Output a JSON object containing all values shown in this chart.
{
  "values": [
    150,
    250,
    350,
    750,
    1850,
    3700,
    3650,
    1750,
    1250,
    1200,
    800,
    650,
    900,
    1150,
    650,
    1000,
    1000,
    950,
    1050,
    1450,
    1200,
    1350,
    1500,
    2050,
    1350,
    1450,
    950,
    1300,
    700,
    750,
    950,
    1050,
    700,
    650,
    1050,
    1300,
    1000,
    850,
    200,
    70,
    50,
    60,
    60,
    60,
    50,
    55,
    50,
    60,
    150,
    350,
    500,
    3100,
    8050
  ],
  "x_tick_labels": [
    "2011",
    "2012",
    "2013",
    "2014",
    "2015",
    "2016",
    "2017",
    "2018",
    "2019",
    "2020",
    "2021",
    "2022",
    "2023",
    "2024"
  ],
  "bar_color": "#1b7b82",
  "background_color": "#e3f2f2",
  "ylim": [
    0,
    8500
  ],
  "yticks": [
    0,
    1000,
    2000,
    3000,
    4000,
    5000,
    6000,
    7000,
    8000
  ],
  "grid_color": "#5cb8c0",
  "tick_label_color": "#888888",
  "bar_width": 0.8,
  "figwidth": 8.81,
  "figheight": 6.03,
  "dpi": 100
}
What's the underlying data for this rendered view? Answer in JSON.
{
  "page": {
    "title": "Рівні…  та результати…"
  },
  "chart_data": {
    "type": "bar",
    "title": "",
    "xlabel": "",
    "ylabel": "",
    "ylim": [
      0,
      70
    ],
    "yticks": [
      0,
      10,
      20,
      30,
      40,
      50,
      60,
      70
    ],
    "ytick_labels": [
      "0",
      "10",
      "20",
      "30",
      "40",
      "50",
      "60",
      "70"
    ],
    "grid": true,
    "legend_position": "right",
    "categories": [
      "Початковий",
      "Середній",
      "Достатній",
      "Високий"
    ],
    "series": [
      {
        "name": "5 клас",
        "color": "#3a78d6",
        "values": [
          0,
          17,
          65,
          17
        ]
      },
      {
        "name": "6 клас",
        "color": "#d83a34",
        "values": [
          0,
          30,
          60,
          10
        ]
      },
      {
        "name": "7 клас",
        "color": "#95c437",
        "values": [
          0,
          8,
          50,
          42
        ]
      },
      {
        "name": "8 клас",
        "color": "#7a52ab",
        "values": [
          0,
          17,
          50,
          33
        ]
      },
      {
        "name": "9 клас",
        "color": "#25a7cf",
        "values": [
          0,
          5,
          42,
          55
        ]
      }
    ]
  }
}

● PROBLEM DETAILS:
Output the records exactly, including every line.

● RESPONSE BELOW:
Output a JSON object containing all values shown in this chart.
{
  "values": [
    150,
    250,
    350,
    750,
    1850,
    3700,
    3650,
    1750,
    1250,
    1200,
    800,
    650,
    900,
    1150,
    650,
    1000,
    1000,
    950,
    1050,
    1450,
    1200,
    1350,
    1500,
    2050,
    1350,
    1450,
    950,
    1300,
    700,
    750,
    950,
    1050,
    700,
    650,
    1050,
    1300,
    1000,
    850,
    200,
    70,
    50,
    60,
    60,
    60,
    50,
    55,
    50,
    60,
    150,
    350,
    500,
    3100,
    8050
  ],
  "x_tick_labels": [
    "2011",
    "2012",
    "2013",
    "2014",
    "2015",
    "2016",
    "2017",
    "2018",
    "2019",
    "2020",
    "2021",
    "2022",
    "2023",
    "2024"
  ],
  "bar_color": "#1b7b82",
  "background_color": "#e3f2f2",
  "ylim": [
    0,
    8500
  ],
  "yticks": [
    0,
    1000,
    2000,
    3000,
    4000,
    5000,
    6000,
    7000,
    8000
  ],
  "grid_color": "#5cb8c0",
  "tick_label_color": "#888888",
  "bar_width": 0.8,
  "figwidth": 8.81,
  "figheight": 6.03,
  "dpi": 100
}
What's the underlying data for this rendered view? Answer in JSON.
{
  "page": {
    "title": "Рівні…  та результати…"
  },
  "chart_data": {
    "type": "bar",
    "title": "",
    "xlabel": "",
    "ylabel": "",
    "ylim": [
      0,
      70
    ],
    "yticks": [
      0,
      10,
      20,
      30,
      40,
      50,
      60,
      70
    ],
    "ytick_labels": [
      "0",
      "10",
      "20",
      "30",
      "40",
      "50",
      "60",
      "70"
    ],
    "grid": true,
    "legend_position": "right",
    "categories": [
      "Початковий",
      "Середній",
      "Достатній",
      "Високий"
    ],
    "series": [
      {
        "name": "5 клас",
        "color": "#3a78d6",
        "values": [
          0,
          17,
          65,
          17
        ]
      },
      {
        "name": "6 клас",
        "color": "#d83a34",
        "values": [
          0,
          30,
          60,
          10
        ]
      },
      {
        "name": "7 клас",
        "color": "#95c437",
        "values": [
          0,
          8,
          50,
          42
        ]
      },
      {
        "name": "8 клас",
        "color": "#7a52ab",
        "values": [
          0,
          17,
          50,
          33
        ]
      },
      {
        "name": "9 клас",
        "color": "#25a7cf",
        "values": [
          0,
          5,
          42,
          55
        ]
      }
    ]
  }
}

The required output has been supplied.